_Problem details_
Pull out every line below containing the word "screenshot".

_Data for the task_

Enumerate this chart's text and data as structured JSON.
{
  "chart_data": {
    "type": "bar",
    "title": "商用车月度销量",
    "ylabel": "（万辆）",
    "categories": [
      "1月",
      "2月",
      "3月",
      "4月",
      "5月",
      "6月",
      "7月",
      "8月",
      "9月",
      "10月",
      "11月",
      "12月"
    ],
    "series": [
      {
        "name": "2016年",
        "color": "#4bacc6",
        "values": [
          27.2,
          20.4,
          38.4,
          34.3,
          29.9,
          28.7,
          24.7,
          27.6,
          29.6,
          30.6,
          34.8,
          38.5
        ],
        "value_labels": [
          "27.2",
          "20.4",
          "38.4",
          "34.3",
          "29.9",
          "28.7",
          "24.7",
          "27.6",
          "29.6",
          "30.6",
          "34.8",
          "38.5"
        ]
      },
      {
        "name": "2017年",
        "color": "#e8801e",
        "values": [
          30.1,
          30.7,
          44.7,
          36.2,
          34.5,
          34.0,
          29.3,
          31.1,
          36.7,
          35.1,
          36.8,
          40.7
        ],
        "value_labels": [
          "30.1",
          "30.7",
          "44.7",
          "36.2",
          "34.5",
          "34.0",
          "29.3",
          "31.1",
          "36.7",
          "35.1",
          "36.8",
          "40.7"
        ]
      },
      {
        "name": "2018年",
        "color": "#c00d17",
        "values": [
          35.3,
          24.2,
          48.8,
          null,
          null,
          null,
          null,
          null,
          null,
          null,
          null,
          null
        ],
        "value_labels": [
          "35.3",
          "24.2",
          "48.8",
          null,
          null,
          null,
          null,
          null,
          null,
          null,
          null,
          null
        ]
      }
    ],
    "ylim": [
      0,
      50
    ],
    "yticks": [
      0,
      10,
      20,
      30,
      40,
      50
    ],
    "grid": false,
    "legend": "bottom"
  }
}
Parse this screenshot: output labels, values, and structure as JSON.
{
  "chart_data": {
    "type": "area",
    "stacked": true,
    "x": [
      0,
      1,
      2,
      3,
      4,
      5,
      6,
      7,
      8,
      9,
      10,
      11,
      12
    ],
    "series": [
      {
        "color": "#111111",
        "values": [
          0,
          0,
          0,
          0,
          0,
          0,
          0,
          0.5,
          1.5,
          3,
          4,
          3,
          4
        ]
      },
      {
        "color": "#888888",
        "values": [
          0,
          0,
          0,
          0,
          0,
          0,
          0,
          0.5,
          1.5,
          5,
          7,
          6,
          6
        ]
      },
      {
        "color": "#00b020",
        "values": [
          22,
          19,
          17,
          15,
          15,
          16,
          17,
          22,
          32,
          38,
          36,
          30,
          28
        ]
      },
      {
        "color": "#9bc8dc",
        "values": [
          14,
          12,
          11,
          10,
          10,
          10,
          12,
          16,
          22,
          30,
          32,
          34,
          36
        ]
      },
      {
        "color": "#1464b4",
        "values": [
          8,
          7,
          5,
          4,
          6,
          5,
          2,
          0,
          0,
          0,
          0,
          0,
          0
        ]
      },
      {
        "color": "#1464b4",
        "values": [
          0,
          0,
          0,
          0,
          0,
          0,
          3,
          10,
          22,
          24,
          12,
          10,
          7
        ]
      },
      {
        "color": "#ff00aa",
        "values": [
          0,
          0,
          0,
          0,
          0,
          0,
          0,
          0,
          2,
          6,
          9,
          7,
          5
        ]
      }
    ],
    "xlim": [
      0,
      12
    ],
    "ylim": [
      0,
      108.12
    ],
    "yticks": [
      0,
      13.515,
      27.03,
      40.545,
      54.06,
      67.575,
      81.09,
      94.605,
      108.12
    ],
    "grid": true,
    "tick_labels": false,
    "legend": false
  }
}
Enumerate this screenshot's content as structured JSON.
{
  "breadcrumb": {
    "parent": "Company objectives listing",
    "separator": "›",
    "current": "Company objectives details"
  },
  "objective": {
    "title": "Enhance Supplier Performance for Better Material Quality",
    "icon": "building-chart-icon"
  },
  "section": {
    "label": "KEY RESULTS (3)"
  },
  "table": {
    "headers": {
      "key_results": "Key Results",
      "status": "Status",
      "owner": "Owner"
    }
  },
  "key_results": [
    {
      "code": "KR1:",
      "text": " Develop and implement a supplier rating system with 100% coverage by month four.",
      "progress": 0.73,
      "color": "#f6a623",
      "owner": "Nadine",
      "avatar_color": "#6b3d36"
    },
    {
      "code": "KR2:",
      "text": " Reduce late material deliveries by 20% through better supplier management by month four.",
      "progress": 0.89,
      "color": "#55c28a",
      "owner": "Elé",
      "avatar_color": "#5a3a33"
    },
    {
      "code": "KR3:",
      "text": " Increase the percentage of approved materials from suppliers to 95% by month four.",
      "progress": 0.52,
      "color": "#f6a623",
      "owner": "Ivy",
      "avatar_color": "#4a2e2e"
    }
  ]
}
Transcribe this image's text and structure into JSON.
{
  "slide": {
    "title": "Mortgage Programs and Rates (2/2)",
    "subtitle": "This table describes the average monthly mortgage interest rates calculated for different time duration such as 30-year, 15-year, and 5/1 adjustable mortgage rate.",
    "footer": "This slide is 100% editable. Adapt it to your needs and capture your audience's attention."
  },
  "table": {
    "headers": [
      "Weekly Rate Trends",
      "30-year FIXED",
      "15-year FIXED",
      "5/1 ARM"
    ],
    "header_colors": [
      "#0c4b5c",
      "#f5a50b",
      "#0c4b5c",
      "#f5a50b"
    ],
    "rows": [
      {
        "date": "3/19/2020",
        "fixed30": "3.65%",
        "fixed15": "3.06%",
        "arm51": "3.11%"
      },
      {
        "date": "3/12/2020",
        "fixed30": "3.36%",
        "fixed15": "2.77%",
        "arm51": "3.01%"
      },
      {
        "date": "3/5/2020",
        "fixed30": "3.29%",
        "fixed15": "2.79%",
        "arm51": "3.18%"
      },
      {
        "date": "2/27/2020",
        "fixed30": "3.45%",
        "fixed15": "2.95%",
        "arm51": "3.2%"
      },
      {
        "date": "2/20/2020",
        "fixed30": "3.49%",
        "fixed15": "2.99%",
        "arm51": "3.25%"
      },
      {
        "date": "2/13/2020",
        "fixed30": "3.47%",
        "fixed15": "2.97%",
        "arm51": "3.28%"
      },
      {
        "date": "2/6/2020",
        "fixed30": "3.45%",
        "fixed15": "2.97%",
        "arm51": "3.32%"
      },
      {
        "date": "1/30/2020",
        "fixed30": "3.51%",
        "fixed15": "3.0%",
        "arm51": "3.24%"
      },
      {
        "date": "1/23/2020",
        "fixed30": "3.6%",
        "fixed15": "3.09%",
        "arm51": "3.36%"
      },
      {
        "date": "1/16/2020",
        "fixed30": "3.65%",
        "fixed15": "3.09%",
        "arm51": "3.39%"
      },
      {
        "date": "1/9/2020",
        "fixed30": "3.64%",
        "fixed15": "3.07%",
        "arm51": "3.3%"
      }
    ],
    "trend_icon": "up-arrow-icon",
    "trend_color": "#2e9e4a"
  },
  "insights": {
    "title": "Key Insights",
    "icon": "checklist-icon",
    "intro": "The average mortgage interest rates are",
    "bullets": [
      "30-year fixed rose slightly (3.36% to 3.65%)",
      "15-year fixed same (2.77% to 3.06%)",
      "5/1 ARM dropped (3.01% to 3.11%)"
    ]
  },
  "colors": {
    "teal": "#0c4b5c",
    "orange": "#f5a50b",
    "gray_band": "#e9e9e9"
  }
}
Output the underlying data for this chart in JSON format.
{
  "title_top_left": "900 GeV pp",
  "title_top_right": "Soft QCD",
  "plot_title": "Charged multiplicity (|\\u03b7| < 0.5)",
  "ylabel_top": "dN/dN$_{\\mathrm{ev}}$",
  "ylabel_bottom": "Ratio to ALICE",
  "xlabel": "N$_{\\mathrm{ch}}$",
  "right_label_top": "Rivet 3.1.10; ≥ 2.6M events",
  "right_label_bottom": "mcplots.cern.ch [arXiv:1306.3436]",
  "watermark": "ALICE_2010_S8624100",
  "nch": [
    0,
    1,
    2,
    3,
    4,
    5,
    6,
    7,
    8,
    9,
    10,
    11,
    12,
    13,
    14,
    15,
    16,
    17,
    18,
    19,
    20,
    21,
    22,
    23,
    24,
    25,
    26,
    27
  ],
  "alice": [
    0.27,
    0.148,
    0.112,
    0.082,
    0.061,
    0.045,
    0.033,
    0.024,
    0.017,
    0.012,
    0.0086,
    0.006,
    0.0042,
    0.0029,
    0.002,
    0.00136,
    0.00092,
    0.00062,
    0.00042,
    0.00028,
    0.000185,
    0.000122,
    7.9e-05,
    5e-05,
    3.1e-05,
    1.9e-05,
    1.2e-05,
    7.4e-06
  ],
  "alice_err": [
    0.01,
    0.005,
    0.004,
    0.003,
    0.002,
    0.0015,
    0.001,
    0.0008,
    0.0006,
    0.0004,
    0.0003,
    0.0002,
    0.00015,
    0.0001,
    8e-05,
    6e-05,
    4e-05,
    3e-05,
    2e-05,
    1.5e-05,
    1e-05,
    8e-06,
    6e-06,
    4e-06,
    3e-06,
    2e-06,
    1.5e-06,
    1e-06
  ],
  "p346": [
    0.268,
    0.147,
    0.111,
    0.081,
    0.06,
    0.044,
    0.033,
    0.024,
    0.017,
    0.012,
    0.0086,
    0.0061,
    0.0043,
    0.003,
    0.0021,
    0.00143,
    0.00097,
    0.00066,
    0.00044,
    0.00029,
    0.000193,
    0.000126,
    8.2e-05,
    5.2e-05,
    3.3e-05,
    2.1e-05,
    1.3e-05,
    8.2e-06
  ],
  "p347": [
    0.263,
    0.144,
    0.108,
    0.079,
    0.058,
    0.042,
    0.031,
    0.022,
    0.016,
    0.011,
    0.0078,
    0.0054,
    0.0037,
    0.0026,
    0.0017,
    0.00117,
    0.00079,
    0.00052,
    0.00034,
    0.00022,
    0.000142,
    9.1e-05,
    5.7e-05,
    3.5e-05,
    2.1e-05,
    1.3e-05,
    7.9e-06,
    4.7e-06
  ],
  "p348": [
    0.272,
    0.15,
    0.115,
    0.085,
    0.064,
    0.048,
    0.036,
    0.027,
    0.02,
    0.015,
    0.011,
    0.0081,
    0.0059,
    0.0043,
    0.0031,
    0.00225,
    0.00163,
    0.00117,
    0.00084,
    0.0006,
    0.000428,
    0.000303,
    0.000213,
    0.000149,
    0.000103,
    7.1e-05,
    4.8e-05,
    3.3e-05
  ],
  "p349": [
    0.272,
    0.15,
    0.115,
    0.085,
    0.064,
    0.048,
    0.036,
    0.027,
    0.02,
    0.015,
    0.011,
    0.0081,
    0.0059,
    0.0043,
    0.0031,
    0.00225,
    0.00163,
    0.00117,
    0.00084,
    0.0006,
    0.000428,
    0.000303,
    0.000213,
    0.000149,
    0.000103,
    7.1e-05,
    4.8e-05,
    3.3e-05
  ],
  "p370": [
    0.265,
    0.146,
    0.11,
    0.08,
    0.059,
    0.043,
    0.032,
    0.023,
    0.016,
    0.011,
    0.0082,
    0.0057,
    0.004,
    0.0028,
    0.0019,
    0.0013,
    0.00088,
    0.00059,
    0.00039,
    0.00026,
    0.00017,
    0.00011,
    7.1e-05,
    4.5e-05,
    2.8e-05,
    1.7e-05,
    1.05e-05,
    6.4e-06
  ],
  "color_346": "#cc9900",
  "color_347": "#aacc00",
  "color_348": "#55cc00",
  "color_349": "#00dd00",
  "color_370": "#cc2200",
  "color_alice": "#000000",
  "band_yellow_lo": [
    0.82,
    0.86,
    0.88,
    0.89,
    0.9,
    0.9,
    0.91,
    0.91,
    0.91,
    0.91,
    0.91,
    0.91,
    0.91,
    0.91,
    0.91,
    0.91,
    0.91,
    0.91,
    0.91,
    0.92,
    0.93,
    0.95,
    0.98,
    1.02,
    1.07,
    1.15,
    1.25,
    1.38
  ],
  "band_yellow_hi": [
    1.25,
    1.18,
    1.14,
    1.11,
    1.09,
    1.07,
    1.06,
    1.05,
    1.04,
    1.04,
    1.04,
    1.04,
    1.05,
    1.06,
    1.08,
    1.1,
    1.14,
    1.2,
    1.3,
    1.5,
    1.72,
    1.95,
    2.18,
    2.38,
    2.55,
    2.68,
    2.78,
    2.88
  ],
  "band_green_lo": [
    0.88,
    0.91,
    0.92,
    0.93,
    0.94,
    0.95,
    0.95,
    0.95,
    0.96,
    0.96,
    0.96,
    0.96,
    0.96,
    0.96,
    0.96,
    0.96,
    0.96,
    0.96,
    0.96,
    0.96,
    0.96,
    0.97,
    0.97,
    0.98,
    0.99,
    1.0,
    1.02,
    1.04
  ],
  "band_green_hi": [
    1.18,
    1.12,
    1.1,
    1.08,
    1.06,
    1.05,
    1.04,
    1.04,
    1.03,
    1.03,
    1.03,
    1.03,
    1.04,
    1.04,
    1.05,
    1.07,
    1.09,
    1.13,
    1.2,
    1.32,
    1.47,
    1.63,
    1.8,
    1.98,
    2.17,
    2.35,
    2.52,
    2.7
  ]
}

_Task response_
Parse this screenshot: output labels, values, and structure as JSON.
Enumerate this screenshot's content as structured JSON.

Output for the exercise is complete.